**Text section:**
_____

Subsequently, KEGG pathway enrichment analysis was applied to the differential metabolites, selecting the top 20 pathways with the lowest p-values for enrichment display (Figure 4E). The KEGG pathway enrichment analysis revealed that the two primary metabolic pathways regulated by probiotics are Arachidonic acid metabolism and Tryptophan metabolism. The Rich Factor represents the ratio of the number of differential metabolites enriched in a pathway to the total number of differential metabolites annotated within that pathway. A higher Rich Factor indicates a greater degree of enrichment. Among the significantly upregulated pathways, Arachidonic acid metabolism, Tryptophan metabolism, Phenylalanine metabolism, Prodigiosin biosynthesis, and Caprolactam degradation exhibited the highest levels of enrichment (Figure 4F). Random forest analysis indicated that 3-Indoleacetonitrile, belonging to the tryptophan metabolic pathway, had the highest feature importance value (Figure 5A), underscoring the critical role of tryptophan metabolism in model predictions and suggesting that this pathway may play a significant role in the therapeutic mechanisms for SCI. Furthermore, we conducted a metabolomic analysis targeting tryptophan to elucidate the regulatory effects of probiotics on tryptophan metabolism. As illustrated, SCI significantly reduced the levels of 3-Indoleacetonitrile, Indoleacetaldehyde, Xanthoxic acid, and Tryptophanol in the gut, whereas the administration of probiotics restored the concentrations of these tryptophan derivatives (Figure 5B–E). Additionally, probiotics increased the levels of Tryptamine, Serotonin, and 3-Geranylgeranylindole in the gut (Figure 5F–H). These metabolites, which are part of the tryptophan indole metabolic pathway, are closely associated with inflammation and immune regulation.25

Figure 5 Key differential tryptophan metabolites regulated by VSL#3. (A) Random forest analysis of intestinal metabolites. From top to bottom, the importance of metabolites to the model decreases in order; These highly important metabolites can be considered as marker metabolites for inter group differences. (B) 3-Indoleacetonitrile, (C) Indoleacetaldehyde, (D) Tryptophanol, (E) Xanthoxic acid, (F) Tryptamine, (G) Serotonin, (H) 3-Geranylgeranylindole. The data were expressed as the mean ± SD, and were analyzed by one-way ANOVA. n = 8 rats for each group. *p < 0.05; **p < 0.01; ****p < 0.0001.

The Effects of SCI and Probiotics on Gene Expression

Transcriptome analysis was performed on samples from the three groups to quantify changes in gene expression. PCA based on PC1 clearly separated the samples from the sham-operated group, the SCI group, and the VSL group, with PC1 contributing to 99.1% of the variation, making it the major component (Figure 6A). Compared to the SCI group, the volcano plot showed that there were 468 genes significantly increased and 173 genes significantly decreased in the spinal cord of rats in the VSL group (Figure 6B). GO functional enrichment analysis indicated significant enrichment of multiple pathways associated with insulin-like growth factor signaling and growth factor complexes (Figure 6C). This suggests that VSL may promote the repair and regeneration of SCI by regulating cellular proliferation. Moreover, KEGG pathway enrichment analysis revealed significant enrichment in several pathways within the treatment group, including those related to mineral absorption, cellular senescence, Cushing’s syndrome, proximal tubular reabsorption, autoimmune diseases, graft rejection, antigen processing and presentation, and the p53 signaling pathway (Figure 6D). These pathways encompass critical mechanisms involved in mineral metabolism, cellular aging, immune and inflammatory regulation, metabolic modulation, viral infection response, and apoptosis. This indicates that probiotic treatment may regulate metabolic homeostasis through multiple pathways, enhance immune function, and improve the repair and regeneration of SCI.

_____

**Data for analysis:**
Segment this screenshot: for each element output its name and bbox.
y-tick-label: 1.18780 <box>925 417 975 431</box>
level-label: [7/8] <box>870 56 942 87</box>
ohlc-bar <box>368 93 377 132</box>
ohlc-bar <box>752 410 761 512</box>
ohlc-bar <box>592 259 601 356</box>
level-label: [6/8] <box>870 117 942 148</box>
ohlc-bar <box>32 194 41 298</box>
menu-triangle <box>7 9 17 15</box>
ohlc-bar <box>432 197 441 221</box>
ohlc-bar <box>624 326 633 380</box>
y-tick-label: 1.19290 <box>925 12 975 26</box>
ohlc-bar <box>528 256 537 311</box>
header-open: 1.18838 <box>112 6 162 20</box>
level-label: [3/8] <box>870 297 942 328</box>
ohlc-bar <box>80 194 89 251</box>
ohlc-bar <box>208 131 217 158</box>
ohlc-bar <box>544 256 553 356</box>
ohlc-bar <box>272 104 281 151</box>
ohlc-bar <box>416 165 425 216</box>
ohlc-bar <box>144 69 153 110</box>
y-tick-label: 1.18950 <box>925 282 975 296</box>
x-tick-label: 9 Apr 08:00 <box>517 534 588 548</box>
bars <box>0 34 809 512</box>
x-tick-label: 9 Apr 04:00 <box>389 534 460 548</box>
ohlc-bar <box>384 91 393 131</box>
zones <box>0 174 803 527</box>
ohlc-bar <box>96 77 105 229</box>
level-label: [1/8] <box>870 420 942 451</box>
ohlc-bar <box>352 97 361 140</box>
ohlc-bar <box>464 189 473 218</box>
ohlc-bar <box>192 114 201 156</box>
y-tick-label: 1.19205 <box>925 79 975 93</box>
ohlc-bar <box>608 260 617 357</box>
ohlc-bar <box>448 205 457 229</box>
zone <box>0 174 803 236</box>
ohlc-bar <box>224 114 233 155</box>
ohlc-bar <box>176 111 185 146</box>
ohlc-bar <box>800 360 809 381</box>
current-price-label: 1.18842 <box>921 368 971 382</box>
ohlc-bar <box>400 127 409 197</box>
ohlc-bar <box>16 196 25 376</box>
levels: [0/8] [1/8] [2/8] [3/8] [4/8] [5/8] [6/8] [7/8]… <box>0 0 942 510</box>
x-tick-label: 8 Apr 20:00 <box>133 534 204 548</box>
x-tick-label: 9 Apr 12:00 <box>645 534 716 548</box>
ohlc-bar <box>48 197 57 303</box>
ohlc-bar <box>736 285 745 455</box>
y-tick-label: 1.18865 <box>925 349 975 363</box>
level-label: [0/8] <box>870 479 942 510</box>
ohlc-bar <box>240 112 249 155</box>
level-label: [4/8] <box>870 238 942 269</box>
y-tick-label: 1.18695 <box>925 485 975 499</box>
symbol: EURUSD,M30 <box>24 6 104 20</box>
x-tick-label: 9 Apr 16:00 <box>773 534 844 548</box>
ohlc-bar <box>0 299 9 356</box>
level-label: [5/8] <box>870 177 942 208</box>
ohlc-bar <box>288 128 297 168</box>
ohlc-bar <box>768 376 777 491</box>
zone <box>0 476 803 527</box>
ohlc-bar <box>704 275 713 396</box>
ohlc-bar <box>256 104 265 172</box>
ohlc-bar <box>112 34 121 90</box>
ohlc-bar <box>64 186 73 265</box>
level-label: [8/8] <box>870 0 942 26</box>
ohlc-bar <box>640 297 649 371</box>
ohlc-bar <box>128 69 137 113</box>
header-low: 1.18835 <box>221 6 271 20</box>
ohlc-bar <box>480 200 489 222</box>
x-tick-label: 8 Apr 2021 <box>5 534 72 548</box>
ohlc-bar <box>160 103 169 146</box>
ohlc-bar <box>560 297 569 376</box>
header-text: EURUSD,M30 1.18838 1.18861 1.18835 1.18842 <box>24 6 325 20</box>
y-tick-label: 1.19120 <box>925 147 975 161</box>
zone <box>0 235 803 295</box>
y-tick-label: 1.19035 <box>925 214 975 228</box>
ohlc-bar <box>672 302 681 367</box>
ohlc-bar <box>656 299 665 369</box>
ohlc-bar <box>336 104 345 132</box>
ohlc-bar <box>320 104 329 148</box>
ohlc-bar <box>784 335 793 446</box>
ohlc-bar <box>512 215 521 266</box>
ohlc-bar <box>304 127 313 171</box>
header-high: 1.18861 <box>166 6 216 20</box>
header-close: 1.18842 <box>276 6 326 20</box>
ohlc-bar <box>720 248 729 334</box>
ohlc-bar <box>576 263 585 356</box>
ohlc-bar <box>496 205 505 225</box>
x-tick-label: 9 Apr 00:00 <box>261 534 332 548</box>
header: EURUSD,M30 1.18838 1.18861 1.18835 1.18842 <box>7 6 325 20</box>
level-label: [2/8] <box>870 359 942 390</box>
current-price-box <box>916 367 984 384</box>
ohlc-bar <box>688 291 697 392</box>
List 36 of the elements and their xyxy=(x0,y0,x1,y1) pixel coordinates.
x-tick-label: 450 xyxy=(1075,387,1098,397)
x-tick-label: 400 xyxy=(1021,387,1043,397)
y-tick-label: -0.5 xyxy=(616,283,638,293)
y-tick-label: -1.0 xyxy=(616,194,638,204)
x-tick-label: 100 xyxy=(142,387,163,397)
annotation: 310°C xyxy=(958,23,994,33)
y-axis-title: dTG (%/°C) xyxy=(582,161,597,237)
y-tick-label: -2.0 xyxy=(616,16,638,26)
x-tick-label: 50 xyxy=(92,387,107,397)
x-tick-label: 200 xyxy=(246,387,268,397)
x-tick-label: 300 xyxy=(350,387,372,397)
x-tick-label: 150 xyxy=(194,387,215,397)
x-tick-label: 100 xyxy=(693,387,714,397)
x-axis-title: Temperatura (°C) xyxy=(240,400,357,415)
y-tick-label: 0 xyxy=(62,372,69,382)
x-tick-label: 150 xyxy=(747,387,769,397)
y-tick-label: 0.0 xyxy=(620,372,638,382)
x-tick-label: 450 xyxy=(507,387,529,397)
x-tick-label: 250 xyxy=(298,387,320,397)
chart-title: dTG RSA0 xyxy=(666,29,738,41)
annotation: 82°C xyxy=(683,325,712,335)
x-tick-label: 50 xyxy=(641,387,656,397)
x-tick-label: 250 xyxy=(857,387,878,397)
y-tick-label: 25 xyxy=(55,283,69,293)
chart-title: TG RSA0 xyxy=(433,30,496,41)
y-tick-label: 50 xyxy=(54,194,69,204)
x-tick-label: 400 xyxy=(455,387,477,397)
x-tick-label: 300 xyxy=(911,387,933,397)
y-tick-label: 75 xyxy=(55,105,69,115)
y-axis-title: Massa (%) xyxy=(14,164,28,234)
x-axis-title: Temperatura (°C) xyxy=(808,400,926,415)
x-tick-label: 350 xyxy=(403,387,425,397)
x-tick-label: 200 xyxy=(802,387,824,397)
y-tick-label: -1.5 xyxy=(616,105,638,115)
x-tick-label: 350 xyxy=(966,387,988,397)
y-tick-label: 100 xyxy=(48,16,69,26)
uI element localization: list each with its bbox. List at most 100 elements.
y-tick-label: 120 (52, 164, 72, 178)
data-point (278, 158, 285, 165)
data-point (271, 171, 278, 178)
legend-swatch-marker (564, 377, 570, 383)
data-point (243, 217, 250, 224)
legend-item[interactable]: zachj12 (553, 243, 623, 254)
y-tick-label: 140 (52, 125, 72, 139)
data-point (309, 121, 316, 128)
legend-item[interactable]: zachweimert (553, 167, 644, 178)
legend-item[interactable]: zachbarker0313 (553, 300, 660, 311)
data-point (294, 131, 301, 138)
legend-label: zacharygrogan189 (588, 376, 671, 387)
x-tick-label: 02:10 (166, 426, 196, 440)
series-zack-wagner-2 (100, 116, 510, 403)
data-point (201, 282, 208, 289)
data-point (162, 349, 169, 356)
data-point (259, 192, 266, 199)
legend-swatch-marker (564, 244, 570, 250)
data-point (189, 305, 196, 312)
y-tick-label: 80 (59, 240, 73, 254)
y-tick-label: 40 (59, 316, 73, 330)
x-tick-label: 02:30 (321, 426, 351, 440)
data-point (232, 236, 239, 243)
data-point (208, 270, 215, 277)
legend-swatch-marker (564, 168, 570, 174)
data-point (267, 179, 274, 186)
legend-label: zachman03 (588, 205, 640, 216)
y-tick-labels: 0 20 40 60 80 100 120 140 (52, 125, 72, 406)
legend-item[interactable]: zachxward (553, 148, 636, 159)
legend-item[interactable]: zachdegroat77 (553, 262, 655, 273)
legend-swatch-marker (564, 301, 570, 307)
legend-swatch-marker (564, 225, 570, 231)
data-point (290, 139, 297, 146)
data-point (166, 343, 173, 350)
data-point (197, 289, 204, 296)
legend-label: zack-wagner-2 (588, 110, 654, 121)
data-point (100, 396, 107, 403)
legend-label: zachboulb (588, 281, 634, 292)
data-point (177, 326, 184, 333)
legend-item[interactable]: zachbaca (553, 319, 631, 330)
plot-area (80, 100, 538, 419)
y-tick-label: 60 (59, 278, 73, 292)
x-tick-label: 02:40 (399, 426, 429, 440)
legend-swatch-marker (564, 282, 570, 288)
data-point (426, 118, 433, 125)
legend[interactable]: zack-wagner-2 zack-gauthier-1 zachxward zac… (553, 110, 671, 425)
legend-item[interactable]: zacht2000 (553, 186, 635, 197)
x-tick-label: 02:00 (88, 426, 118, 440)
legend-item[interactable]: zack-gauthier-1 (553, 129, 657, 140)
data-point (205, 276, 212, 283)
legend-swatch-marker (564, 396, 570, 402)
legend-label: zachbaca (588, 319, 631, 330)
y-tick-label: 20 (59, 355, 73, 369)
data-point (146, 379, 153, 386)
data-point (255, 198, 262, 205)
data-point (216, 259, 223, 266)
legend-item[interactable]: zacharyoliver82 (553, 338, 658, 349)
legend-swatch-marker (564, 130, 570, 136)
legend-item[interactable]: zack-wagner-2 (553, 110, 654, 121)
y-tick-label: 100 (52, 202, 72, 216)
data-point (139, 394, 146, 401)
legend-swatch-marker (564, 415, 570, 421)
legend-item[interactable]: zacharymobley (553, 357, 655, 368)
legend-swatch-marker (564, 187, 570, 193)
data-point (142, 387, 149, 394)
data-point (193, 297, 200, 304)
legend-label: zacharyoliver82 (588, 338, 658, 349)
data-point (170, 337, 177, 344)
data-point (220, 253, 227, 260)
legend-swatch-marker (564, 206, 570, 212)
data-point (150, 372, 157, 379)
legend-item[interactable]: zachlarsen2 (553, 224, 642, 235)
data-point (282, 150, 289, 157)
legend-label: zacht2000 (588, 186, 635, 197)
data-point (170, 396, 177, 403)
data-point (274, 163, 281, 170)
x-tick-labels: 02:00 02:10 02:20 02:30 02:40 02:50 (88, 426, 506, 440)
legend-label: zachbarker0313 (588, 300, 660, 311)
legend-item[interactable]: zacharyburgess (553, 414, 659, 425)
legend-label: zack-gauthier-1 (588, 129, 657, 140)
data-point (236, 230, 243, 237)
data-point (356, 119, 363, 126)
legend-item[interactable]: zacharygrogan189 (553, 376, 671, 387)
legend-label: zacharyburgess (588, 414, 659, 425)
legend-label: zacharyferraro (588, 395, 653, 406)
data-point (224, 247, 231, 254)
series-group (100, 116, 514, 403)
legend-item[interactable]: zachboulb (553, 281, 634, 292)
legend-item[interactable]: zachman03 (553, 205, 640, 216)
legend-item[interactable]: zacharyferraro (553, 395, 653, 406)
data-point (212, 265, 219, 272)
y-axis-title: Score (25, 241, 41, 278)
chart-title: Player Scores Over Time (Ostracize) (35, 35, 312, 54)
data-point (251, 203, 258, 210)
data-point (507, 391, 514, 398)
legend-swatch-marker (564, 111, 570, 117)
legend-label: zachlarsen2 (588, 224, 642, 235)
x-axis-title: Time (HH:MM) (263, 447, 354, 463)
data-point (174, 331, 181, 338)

_____

**Set of tasks:**
1. According to the passage on probiotics and spinal cord injury, how many genes were significantly decreased in the spinal cord of rats in the VSL group compared to the SCI group?
2. Resume the passage on probiotics and spinal cord injury, picking up after its last sentence.
You will not need the entries for any of this work.

**Answers:**
1. 173 genes.

2.
Figure 6 RNA-seq Analysis of Spinal Cord-Related Gene Expression. (A) PCA plots of the three sample groups. (B) Differential expression analysis between the SCI and VSL groups (P < 0.05) (VIP > 1, log2(FoldChange) > 1/-1). (C) GO functional enrichment analysis between the SCI and VSL groups. (D) KEGG pathway enrichment analysis between the SCI and VSL groups. The size of the bubbles represents the number of different metabolites enriched in each pathway. The color of the bubbles represents the P-value of each pathway. n = 3 rats for each group.

Network Was Established by Multi-Omics Analysis

A visual integration network of the “gut microbiota-metabolites-signaling pathway” was constructed using Spearman correlation analysis (Figure 7A). The differential microbiota, metabolites, and KEGG enrichment analysis results from the SCI group and the VSL group were imported into Cytoscape v.3.10.2. This software facilitated the integration of the relationships between gut microbiota, metabolites, and spinal cord signaling pathways, culminating in the formation of the “gut microbiota-metabolites-signaling pathway network”. As previously demonstrated, the tryptophan metabolic pathway is a principal metabolic pathway influenced by probiotics; therefore, we refined this network axis based on tryptophan metabolites. The core metabolites identified, which were significantly increased in the VSL group, included 3-Indoleacetonitrile, Xanthoxic acid, Serotonin, and Tryptophanol. According to the correlation network, the administration of probiotics resulted in a significant increase in 19 microbial species producing these metabolites (eg, Limosilactobacillus reuteri, Parabacteroides distasonis, and Lactobacillus johnsonii), while seven species exhibited significant decreases (eg, Duncaniella freteri). Moreover, these tryptophan derivatives upregulated the expression of 17 genes, which, through KEGG pathways, are involved in the activation of multiple signaling pathways, including the PI3K-Akt signaling pathway, Wnt signaling pathway, mTOR signaling pathway, Calcium signaling pathway, and the regulation of TRP channels by inflammatory mediators (Table 1). The activation of these signaling pathways is associated with various biological processes, such as cell proliferation, survival, and inflammation regulation, potentially contributing to the suppression of inflammation and the repair of nerve damage following SCI. In summary, the activation of these signaling pathways may represent a potential mechanism through which VSL facilitates the repair of SCI.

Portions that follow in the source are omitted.